## INFORMATION SHOWN

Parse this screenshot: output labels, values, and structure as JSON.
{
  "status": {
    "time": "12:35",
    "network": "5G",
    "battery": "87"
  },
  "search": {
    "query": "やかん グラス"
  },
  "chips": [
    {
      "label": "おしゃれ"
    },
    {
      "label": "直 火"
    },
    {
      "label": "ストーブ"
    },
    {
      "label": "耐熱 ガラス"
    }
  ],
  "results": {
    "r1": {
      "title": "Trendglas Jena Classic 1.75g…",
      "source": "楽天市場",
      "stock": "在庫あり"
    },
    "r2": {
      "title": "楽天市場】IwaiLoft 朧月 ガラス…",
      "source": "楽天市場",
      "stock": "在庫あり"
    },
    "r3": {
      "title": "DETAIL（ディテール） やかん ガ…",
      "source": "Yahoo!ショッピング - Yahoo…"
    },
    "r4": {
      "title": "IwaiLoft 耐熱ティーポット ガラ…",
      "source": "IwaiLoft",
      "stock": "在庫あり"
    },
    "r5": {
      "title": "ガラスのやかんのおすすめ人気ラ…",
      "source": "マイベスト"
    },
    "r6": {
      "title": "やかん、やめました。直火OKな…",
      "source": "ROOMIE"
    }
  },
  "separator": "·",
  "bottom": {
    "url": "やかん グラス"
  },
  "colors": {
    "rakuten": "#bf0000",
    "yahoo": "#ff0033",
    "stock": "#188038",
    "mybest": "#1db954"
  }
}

## YOUR TASK
Which lines in the records above contain the string "source"? Copy each one.

## TASK RESULT
      "source": "楽天市場",
      "source": "楽天市場",
      "source": "Yahoo!ショッピング - Yahoo…"
      "source": "IwaiLoft",
      "source": "マイベスト"
      "source": "ROOMIE"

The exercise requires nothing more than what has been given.